Task description. Check each line of the records for "something"; collect those that have it.

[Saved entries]
--------------------

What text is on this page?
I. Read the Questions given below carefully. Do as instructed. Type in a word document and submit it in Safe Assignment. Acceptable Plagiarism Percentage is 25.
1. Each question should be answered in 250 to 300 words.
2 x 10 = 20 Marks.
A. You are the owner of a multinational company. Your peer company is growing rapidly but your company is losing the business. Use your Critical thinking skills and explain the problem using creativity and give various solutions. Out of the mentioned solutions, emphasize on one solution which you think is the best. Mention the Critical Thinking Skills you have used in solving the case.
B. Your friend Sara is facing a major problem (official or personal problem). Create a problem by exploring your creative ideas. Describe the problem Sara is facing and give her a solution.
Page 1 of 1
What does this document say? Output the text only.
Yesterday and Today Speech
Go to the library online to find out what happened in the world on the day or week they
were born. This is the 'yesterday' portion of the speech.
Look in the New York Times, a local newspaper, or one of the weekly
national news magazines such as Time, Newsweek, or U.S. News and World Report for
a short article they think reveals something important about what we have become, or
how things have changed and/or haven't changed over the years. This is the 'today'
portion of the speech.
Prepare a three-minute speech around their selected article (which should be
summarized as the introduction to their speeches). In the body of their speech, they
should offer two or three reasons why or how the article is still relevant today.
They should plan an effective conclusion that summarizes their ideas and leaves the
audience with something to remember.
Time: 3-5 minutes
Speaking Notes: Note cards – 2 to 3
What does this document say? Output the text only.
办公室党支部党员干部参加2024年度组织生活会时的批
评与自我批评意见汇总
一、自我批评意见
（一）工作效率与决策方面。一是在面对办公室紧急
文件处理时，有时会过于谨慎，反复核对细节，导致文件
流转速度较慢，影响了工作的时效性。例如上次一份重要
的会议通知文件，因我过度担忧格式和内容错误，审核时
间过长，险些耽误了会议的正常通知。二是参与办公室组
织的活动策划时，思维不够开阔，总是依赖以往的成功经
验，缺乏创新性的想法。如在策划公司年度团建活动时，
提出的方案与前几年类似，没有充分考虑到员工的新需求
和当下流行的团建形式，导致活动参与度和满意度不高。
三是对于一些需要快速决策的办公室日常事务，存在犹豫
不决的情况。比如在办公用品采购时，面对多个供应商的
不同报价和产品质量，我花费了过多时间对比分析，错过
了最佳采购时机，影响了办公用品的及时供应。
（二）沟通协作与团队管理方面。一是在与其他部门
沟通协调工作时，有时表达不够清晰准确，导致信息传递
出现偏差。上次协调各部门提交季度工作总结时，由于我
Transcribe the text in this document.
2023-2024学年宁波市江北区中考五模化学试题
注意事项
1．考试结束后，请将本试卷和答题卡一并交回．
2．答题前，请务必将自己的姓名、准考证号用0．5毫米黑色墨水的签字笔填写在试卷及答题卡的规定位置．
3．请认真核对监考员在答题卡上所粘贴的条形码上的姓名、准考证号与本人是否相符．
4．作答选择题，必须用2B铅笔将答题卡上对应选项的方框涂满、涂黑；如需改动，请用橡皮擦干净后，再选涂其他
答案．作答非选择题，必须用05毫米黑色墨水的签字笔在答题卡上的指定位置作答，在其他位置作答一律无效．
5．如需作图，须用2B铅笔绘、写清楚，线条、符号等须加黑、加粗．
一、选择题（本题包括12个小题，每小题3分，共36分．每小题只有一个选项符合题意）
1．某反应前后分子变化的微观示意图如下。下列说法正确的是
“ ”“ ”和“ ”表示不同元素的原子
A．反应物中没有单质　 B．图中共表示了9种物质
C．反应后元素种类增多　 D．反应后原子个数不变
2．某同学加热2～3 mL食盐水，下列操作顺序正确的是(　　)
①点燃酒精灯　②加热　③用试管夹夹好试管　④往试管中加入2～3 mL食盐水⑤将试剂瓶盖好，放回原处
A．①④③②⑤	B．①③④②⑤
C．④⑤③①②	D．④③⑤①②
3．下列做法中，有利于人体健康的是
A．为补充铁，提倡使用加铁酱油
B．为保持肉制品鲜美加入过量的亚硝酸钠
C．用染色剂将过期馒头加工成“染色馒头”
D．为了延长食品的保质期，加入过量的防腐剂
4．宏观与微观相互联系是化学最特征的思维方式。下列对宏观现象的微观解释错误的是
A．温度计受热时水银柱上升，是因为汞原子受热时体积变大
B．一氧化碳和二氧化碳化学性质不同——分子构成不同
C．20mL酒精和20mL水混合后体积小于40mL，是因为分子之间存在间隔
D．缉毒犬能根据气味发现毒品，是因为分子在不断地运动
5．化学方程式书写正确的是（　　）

--------------------

Answer below.
a short article they think reveals something important about what we have become, or
audience with something to remember.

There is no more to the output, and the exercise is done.